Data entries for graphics
[Begin]

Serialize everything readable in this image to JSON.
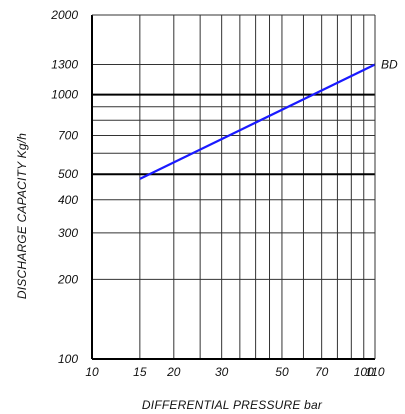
{
  "chart_data": {
    "type": "line",
    "xlabel": "DIFFERENTIAL PRESSURE  bar",
    "ylabel": "DISCHARGE CAPACITY   Kg/h",
    "x_scale": "log",
    "y_scale": "log",
    "xlim": [
      10,
      110
    ],
    "ylim": [
      100,
      2000
    ],
    "x_ticks": [
      10,
      15,
      20,
      30,
      50,
      70,
      100,
      110
    ],
    "x_tick_labels": [
      "10",
      "15",
      "20",
      "30",
      "50",
      "70",
      "100",
      "110"
    ],
    "x_gridlines": [
      10,
      15,
      20,
      25,
      30,
      35,
      40,
      45,
      50,
      60,
      70,
      80,
      90,
      100,
      110
    ],
    "y_ticks": [
      100,
      200,
      300,
      400,
      500,
      700,
      1000,
      1300,
      2000
    ],
    "y_tick_labels": [
      "100",
      "200",
      "300",
      "400",
      "500",
      "700",
      "1000",
      "1300",
      "2000"
    ],
    "y_gridlines_major": [
      500,
      1000
    ],
    "y_gridlines_minor": [
      100,
      200,
      300,
      400,
      600,
      700,
      800,
      900,
      1300,
      2000
    ],
    "grid": true,
    "series": [
      {
        "name": "BD",
        "color": "#1a1aff",
        "x": [
          15,
          110
        ],
        "y": [
          480,
          1300
        ]
      }
    ]
  }
}
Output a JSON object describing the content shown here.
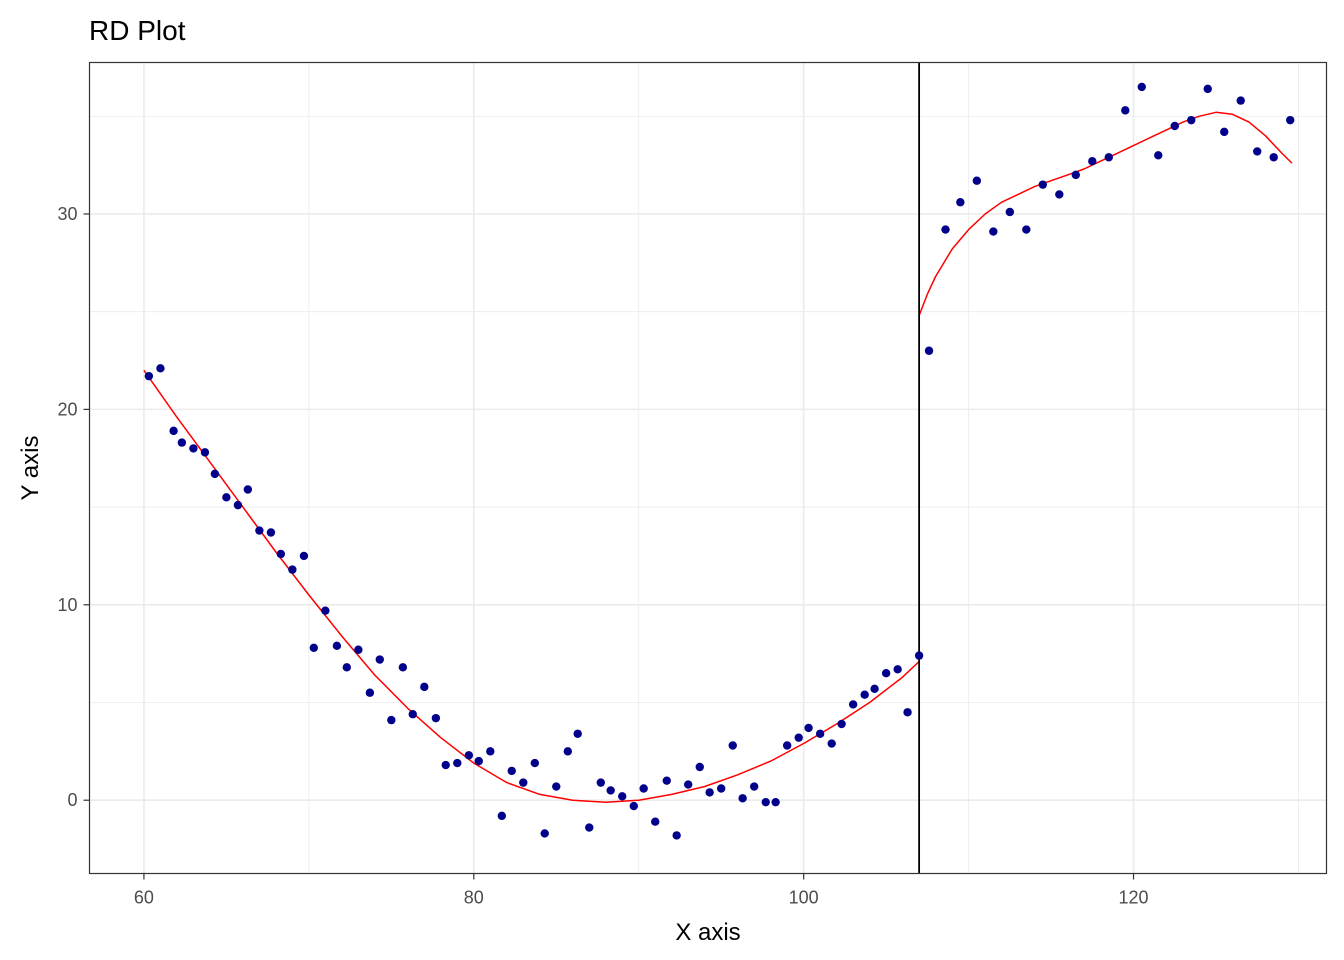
{
  "chart_data": {
    "type": "scatter",
    "title": "RD Plot",
    "xlabel": "X axis",
    "ylabel": "Y axis",
    "xlim": [
      56.7,
      131.7
    ],
    "ylim": [
      -3.75,
      37.75
    ],
    "x_ticks": [
      60,
      80,
      100,
      120
    ],
    "x_tick_labels": [
      "60",
      "80",
      "100",
      "120"
    ],
    "y_ticks": [
      0,
      10,
      20,
      30
    ],
    "y_tick_labels": [
      "0",
      "10",
      "20",
      "30"
    ],
    "x_minor_gridlines": [
      70,
      90,
      110,
      130
    ],
    "y_minor_gridlines": [
      5,
      15,
      25,
      35
    ],
    "grid": true,
    "cutoff": 107,
    "colors": {
      "points": "#00008b",
      "fit": "#ff0000",
      "cutoff": "#000000",
      "grid": "#ebebeb",
      "panel_border": "#333333"
    },
    "points": [
      {
        "x": 60.3,
        "y": 21.7
      },
      {
        "x": 61.0,
        "y": 22.1
      },
      {
        "x": 61.8,
        "y": 18.9
      },
      {
        "x": 62.3,
        "y": 18.3
      },
      {
        "x": 63.0,
        "y": 18.0
      },
      {
        "x": 63.7,
        "y": 17.8
      },
      {
        "x": 64.3,
        "y": 16.7
      },
      {
        "x": 65.0,
        "y": 15.5
      },
      {
        "x": 65.7,
        "y": 15.1
      },
      {
        "x": 66.3,
        "y": 15.9
      },
      {
        "x": 67.0,
        "y": 13.8
      },
      {
        "x": 67.7,
        "y": 13.7
      },
      {
        "x": 68.3,
        "y": 12.6
      },
      {
        "x": 69.0,
        "y": 11.8
      },
      {
        "x": 69.7,
        "y": 12.5
      },
      {
        "x": 70.3,
        "y": 7.8
      },
      {
        "x": 71.0,
        "y": 9.7
      },
      {
        "x": 71.7,
        "y": 7.9
      },
      {
        "x": 72.3,
        "y": 6.8
      },
      {
        "x": 73.0,
        "y": 7.7
      },
      {
        "x": 73.7,
        "y": 5.5
      },
      {
        "x": 74.3,
        "y": 7.2
      },
      {
        "x": 75.0,
        "y": 4.1
      },
      {
        "x": 75.7,
        "y": 6.8
      },
      {
        "x": 76.3,
        "y": 4.4
      },
      {
        "x": 77.0,
        "y": 5.8
      },
      {
        "x": 77.7,
        "y": 4.2
      },
      {
        "x": 78.3,
        "y": 1.8
      },
      {
        "x": 79.0,
        "y": 1.9
      },
      {
        "x": 79.7,
        "y": 2.3
      },
      {
        "x": 80.3,
        "y": 2.0
      },
      {
        "x": 81.0,
        "y": 2.5
      },
      {
        "x": 81.7,
        "y": -0.8
      },
      {
        "x": 82.3,
        "y": 1.5
      },
      {
        "x": 83.0,
        "y": 0.9
      },
      {
        "x": 83.7,
        "y": 1.9
      },
      {
        "x": 84.3,
        "y": -1.7
      },
      {
        "x": 85.0,
        "y": 0.7
      },
      {
        "x": 85.7,
        "y": 2.5
      },
      {
        "x": 86.3,
        "y": 3.4
      },
      {
        "x": 87.0,
        "y": -1.4
      },
      {
        "x": 87.7,
        "y": 0.9
      },
      {
        "x": 88.3,
        "y": 0.5
      },
      {
        "x": 89.0,
        "y": 0.2
      },
      {
        "x": 89.7,
        "y": -0.3
      },
      {
        "x": 90.3,
        "y": 0.6
      },
      {
        "x": 91.0,
        "y": -1.1
      },
      {
        "x": 91.7,
        "y": 1.0
      },
      {
        "x": 92.3,
        "y": -1.8
      },
      {
        "x": 93.0,
        "y": 0.8
      },
      {
        "x": 93.7,
        "y": 1.7
      },
      {
        "x": 94.3,
        "y": 0.4
      },
      {
        "x": 95.0,
        "y": 0.6
      },
      {
        "x": 95.7,
        "y": 2.8
      },
      {
        "x": 96.3,
        "y": 0.1
      },
      {
        "x": 97.0,
        "y": 0.7
      },
      {
        "x": 97.7,
        "y": -0.1
      },
      {
        "x": 98.3,
        "y": -0.1
      },
      {
        "x": 99.0,
        "y": 2.8
      },
      {
        "x": 99.7,
        "y": 3.2
      },
      {
        "x": 100.3,
        "y": 3.7
      },
      {
        "x": 101.0,
        "y": 3.4
      },
      {
        "x": 101.7,
        "y": 2.9
      },
      {
        "x": 102.3,
        "y": 3.9
      },
      {
        "x": 103.0,
        "y": 4.9
      },
      {
        "x": 103.7,
        "y": 5.4
      },
      {
        "x": 104.3,
        "y": 5.7
      },
      {
        "x": 105.0,
        "y": 6.5
      },
      {
        "x": 105.7,
        "y": 6.7
      },
      {
        "x": 106.3,
        "y": 4.5
      },
      {
        "x": 107.0,
        "y": 7.4
      },
      {
        "x": 107.6,
        "y": 23.0
      },
      {
        "x": 108.6,
        "y": 29.2
      },
      {
        "x": 109.5,
        "y": 30.6
      },
      {
        "x": 110.5,
        "y": 31.7
      },
      {
        "x": 111.5,
        "y": 29.1
      },
      {
        "x": 112.5,
        "y": 30.1
      },
      {
        "x": 113.5,
        "y": 29.2
      },
      {
        "x": 114.5,
        "y": 31.5
      },
      {
        "x": 115.5,
        "y": 31.0
      },
      {
        "x": 116.5,
        "y": 32.0
      },
      {
        "x": 117.5,
        "y": 32.7
      },
      {
        "x": 118.5,
        "y": 32.9
      },
      {
        "x": 119.5,
        "y": 35.3
      },
      {
        "x": 120.5,
        "y": 36.5
      },
      {
        "x": 121.5,
        "y": 33.0
      },
      {
        "x": 122.5,
        "y": 34.5
      },
      {
        "x": 123.5,
        "y": 34.8
      },
      {
        "x": 124.5,
        "y": 36.4
      },
      {
        "x": 125.5,
        "y": 34.2
      },
      {
        "x": 126.5,
        "y": 35.8
      },
      {
        "x": 127.5,
        "y": 33.2
      },
      {
        "x": 128.5,
        "y": 32.9
      },
      {
        "x": 129.5,
        "y": 34.8
      }
    ],
    "fit_left": [
      {
        "x": 60.0,
        "y": 22.0
      },
      {
        "x": 62.0,
        "y": 19.6
      },
      {
        "x": 64.0,
        "y": 17.3
      },
      {
        "x": 66.0,
        "y": 15.0
      },
      {
        "x": 68.0,
        "y": 12.7
      },
      {
        "x": 70.0,
        "y": 10.5
      },
      {
        "x": 72.0,
        "y": 8.4
      },
      {
        "x": 74.0,
        "y": 6.4
      },
      {
        "x": 76.0,
        "y": 4.7
      },
      {
        "x": 78.0,
        "y": 3.2
      },
      {
        "x": 80.0,
        "y": 1.9
      },
      {
        "x": 82.0,
        "y": 0.9
      },
      {
        "x": 84.0,
        "y": 0.3
      },
      {
        "x": 86.0,
        "y": 0.0
      },
      {
        "x": 88.0,
        "y": -0.1
      },
      {
        "x": 90.0,
        "y": 0.0
      },
      {
        "x": 92.0,
        "y": 0.3
      },
      {
        "x": 94.0,
        "y": 0.7
      },
      {
        "x": 96.0,
        "y": 1.3
      },
      {
        "x": 98.0,
        "y": 2.0
      },
      {
        "x": 100.0,
        "y": 2.9
      },
      {
        "x": 102.0,
        "y": 3.9
      },
      {
        "x": 104.0,
        "y": 5.0
      },
      {
        "x": 106.0,
        "y": 6.3
      },
      {
        "x": 107.0,
        "y": 7.1
      }
    ],
    "fit_right": [
      {
        "x": 107.0,
        "y": 24.8
      },
      {
        "x": 107.5,
        "y": 25.9
      },
      {
        "x": 108.0,
        "y": 26.8
      },
      {
        "x": 109.0,
        "y": 28.2
      },
      {
        "x": 110.0,
        "y": 29.2
      },
      {
        "x": 111.0,
        "y": 30.0
      },
      {
        "x": 112.0,
        "y": 30.6
      },
      {
        "x": 113.0,
        "y": 31.0
      },
      {
        "x": 114.0,
        "y": 31.4
      },
      {
        "x": 115.0,
        "y": 31.7
      },
      {
        "x": 116.0,
        "y": 32.0
      },
      {
        "x": 117.0,
        "y": 32.3
      },
      {
        "x": 118.0,
        "y": 32.7
      },
      {
        "x": 119.0,
        "y": 33.1
      },
      {
        "x": 120.0,
        "y": 33.5
      },
      {
        "x": 121.0,
        "y": 33.9
      },
      {
        "x": 122.0,
        "y": 34.3
      },
      {
        "x": 123.0,
        "y": 34.7
      },
      {
        "x": 124.0,
        "y": 35.0
      },
      {
        "x": 125.0,
        "y": 35.2
      },
      {
        "x": 126.0,
        "y": 35.1
      },
      {
        "x": 127.0,
        "y": 34.7
      },
      {
        "x": 128.0,
        "y": 34.0
      },
      {
        "x": 129.0,
        "y": 33.1
      },
      {
        "x": 129.6,
        "y": 32.6
      }
    ]
  }
}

[End]

# Requirements
Lines that include the word "JSON" — how many are there in the data? Answer with the number alone.

# Result of this exercise
2